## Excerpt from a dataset
************
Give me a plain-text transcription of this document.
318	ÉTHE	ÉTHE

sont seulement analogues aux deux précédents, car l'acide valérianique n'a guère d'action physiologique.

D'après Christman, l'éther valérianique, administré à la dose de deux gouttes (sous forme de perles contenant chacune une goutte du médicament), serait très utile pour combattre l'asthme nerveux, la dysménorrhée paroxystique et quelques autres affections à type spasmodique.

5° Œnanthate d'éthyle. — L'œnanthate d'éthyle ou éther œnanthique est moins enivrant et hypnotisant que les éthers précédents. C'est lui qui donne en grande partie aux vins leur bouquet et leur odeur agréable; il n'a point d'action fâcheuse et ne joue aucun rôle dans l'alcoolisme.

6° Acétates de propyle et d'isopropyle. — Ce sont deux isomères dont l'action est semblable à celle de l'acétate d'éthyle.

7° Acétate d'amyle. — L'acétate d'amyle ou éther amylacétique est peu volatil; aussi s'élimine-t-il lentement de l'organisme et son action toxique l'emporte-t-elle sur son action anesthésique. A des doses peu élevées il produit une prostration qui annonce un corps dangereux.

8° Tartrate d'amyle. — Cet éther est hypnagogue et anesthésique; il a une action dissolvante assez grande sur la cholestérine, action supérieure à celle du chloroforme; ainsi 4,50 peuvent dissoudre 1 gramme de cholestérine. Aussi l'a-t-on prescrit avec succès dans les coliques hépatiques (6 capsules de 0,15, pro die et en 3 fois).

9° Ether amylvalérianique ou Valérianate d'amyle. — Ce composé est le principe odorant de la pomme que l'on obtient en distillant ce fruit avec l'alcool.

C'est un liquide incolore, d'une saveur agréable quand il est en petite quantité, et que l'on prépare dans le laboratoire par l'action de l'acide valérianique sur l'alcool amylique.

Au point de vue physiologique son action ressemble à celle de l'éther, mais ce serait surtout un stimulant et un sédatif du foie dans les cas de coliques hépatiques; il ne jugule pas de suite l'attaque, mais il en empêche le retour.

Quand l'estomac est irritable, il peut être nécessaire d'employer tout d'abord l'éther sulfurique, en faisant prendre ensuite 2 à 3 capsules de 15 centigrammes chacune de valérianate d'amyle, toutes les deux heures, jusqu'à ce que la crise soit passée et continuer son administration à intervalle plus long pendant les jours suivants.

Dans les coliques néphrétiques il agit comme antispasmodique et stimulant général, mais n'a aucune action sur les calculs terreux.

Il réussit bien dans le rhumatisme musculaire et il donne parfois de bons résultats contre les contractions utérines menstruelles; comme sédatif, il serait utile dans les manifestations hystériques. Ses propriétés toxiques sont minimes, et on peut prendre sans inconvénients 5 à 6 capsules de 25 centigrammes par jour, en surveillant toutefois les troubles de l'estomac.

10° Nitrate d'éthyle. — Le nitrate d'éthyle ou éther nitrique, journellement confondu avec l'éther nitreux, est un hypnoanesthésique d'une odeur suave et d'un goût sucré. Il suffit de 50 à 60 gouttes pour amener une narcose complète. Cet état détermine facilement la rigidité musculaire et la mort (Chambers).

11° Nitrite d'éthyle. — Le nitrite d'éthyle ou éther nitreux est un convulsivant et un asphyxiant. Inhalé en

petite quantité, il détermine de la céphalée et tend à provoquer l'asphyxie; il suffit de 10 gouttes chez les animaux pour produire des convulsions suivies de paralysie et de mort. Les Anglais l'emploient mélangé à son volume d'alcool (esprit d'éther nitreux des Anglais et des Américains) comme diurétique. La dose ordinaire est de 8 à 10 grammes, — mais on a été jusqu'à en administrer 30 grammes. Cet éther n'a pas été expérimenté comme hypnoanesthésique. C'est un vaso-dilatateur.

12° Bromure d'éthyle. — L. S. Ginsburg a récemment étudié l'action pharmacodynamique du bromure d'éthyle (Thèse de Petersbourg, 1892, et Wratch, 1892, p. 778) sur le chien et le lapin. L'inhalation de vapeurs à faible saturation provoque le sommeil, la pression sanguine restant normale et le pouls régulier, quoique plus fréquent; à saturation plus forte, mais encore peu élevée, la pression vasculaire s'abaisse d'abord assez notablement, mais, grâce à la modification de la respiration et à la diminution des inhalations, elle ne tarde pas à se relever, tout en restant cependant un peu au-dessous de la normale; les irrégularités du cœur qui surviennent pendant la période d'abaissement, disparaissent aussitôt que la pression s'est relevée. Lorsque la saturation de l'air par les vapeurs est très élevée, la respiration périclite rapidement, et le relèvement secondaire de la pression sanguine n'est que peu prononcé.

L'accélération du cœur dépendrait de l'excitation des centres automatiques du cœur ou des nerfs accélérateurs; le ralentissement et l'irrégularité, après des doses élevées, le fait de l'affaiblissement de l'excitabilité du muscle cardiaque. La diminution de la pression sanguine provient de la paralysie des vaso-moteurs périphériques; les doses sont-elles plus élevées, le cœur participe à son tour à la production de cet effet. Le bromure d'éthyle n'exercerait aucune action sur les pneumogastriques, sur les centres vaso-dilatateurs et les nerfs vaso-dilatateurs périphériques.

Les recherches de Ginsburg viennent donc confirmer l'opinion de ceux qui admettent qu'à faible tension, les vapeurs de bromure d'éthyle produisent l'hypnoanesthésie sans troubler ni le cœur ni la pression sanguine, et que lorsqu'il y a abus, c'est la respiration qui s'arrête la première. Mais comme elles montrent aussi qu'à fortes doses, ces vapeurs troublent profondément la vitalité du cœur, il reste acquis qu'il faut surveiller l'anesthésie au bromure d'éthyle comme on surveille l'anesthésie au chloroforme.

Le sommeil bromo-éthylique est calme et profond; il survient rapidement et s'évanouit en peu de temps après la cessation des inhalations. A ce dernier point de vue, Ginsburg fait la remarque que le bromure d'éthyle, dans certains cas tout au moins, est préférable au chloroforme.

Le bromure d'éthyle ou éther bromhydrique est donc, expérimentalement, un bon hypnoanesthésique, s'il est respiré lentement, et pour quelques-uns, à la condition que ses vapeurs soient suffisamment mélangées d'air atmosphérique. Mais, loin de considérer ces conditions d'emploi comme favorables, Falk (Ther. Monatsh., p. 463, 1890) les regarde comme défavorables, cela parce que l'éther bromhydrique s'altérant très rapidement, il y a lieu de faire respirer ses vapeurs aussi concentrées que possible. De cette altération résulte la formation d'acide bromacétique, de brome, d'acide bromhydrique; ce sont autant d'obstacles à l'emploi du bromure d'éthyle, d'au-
************
## Required task
Restate every line of the data word for word.

## Reply to the task
Give me a plain-text transcription of this document.
318	ÉTHE	ÉTHE

sont seulement analogues aux deux précédents, car l'acide valérianique n'a guère d'action physiologique.

D'après Christman, l'éther valérianique, administré à la dose de deux gouttes (sous forme de perles contenant chacune une goutte du médicament), serait très utile pour combattre l'asthme nerveux, la dysménorrhée paroxystique et quelques autres affections à type spasmodique.

5° Œnanthate d'éthyle. — L'œnanthate d'éthyle ou éther œnanthique est moins enivrant et hypnotisant que les éthers précédents. C'est lui qui donne en grande partie aux vins leur bouquet et leur odeur agréable; il n'a point d'action fâcheuse et ne joue aucun rôle dans l'alcoolisme.

6° Acétates de propyle et d'isopropyle. — Ce sont deux isomères dont l'action est semblable à celle de l'acétate d'éthyle.

7° Acétate d'amyle. — L'acétate d'amyle ou éther amylacétique est peu volatil; aussi s'élimine-t-il lentement de l'organisme et son action toxique l'emporte-t-elle sur son action anesthésique. A des doses peu élevées il produit une prostration qui annonce un corps dangereux.

8° Tartrate d'amyle. — Cet éther est hypnagogue et anesthésique; il a une action dissolvante assez grande sur la cholestérine, action supérieure à celle du chloroforme; ainsi 4,50 peuvent dissoudre 1 gramme de cholestérine. Aussi l'a-t-on prescrit avec succès dans les coliques hépatiques (6 capsules de 0,15, pro die et en 3 fois).

9° Ether amylvalérianique ou Valérianate d'amyle. — Ce composé est le principe odorant de la pomme que l'on obtient en distillant ce fruit avec l'alcool.

C'est un liquide incolore, d'une saveur agréable quand il est en petite quantité, et que l'on prépare dans le laboratoire par l'action de l'acide valérianique sur l'alcool amylique.

Au point de vue physiologique son action ressemble à celle de l'éther, mais ce serait surtout un stimulant et un sédatif du foie dans les cas de coliques hépatiques; il ne jugule pas de suite l'attaque, mais il en empêche le retour.

Quand l'estomac est irritable, il peut être nécessaire d'employer tout d'abord l'éther sulfurique, en faisant prendre ensuite 2 à 3 capsules de 15 centigrammes chacune de valérianate d'amyle, toutes les deux heures, jusqu'à ce que la crise soit passée et continuer son administration à intervalle plus long pendant les jours suivants.

Dans les coliques néphrétiques il agit comme antispasmodique et stimulant général, mais n'a aucune action sur les calculs terreux.

Il réussit bien dans le rhumatisme musculaire et il donne parfois de bons résultats contre les contractions utérines menstruelles; comme sédatif, il serait utile dans les manifestations hystériques. Ses propriétés toxiques sont minimes, et on peut prendre sans inconvénients 5 à 6 capsules de 25 centigrammes par jour, en surveillant toutefois les troubles de l'estomac.

10° Nitrate d'éthyle. — Le nitrate d'éthyle ou éther nitrique, journellement confondu avec l'éther nitreux, est un hypnoanesthésique d'une odeur suave et d'un goût sucré. Il suffit de 50 à 60 gouttes pour amener une narcose complète. Cet état détermine facilement la rigidité musculaire et la mort (Chambers).

11° Nitrite d'éthyle. — Le nitrite d'éthyle ou éther nitreux est un convulsivant et un asphyxiant. Inhalé en

petite quantité, il détermine de la céphalée et tend à provoquer l'asphyxie; il suffit de 10 gouttes chez les animaux pour produire des convulsions suivies de paralysie et de mort. Les Anglais l'emploient mélangé à son volume d'alcool (esprit d'éther nitreux des Anglais et des Américains) comme diurétique. La dose ordinaire est de 8 à 10 grammes, — mais on a été jusqu'à en administrer 30 grammes. Cet éther n'a pas été expérimenté comme hypnoanesthésique. C'est un vaso-dilatateur.

12° Bromure d'éthyle. — L. S. Ginsburg a récemment étudié l'action pharmacodynamique du bromure d'éthyle (Thèse de Petersbourg, 1892, et Wratch, 1892, p. 778) sur le chien et le lapin. L'inhalation de vapeurs à faible saturation provoque le sommeil, la pression sanguine restant normale et le pouls régulier, quoique plus fréquent; à saturation plus forte, mais encore peu élevée, la pression vasculaire s'abaisse d'abord assez notablement, mais, grâce à la modification de la respiration et à la diminution des inhalations, elle ne tarde pas à se relever, tout en restant cependant un peu au-dessous de la normale; les irrégularités du cœur qui surviennent pendant la période d'abaissement, disparaissent aussitôt que la pression s'est relevée. Lorsque la saturation de l'air par les vapeurs est très élevée, la respiration périclite rapidement, et le relèvement secondaire de la pression sanguine n'est que peu prononcé.

L'accélération du cœur dépendrait de l'excitation des centres automatiques du cœur ou des nerfs accélérateurs; le ralentissement et l'irrégularité, après des doses élevées, le fait de l'affaiblissement de l'excitabilité du muscle cardiaque. La diminution de la pression sanguine provient de la paralysie des vaso-moteurs périphériques; les doses sont-elles plus élevées, le cœur participe à son tour à la production de cet effet. Le bromure d'éthyle n'exercerait aucune action sur les pneumogastriques, sur les centres vaso-dilatateurs et les nerfs vaso-dilatateurs périphériques.

Les recherches de Ginsburg viennent donc confirmer l'opinion de ceux qui admettent qu'à faible tension, les vapeurs de bromure d'éthyle produisent l'hypnoanesthésie sans troubler ni le cœur ni la pression sanguine, et que lorsqu'il y a abus, c'est la respiration qui s'arrête la première. Mais comme elles montrent aussi qu'à fortes doses, ces vapeurs troublent profondément la vitalité du cœur, il reste acquis qu'il faut surveiller l'anesthésie au bromure d'éthyle comme on surveille l'anesthésie au chloroforme.

Le sommeil bromo-éthylique est calme et profond; il survient rapidement et s'évanouit en peu de temps après la cessation des inhalations. A ce dernier point de vue, Ginsburg fait la remarque que le bromure d'éthyle, dans certains cas tout au moins, est préférable au chloroforme.

Le bromure d'éthyle ou éther bromhydrique est donc, expérimentalement, un bon hypnoanesthésique, s'il est respiré lentement, et pour quelques-uns, à la condition que ses vapeurs soient suffisamment mélangées d'air atmosphérique. Mais, loin de considérer ces conditions d'emploi comme favorables, Falk (Ther. Monatsh., p. 463, 1890) les regarde comme défavorables, cela parce que l'éther bromhydrique s'altérant très rapidement, il y a lieu de faire respirer ses vapeurs aussi concentrées que possible. De cette altération résulte la formation d'acide bromacétique, de brome, d'acide bromhydrique; ce sont autant d'obstacles à l'emploi du bromure d'éthyle, d'au-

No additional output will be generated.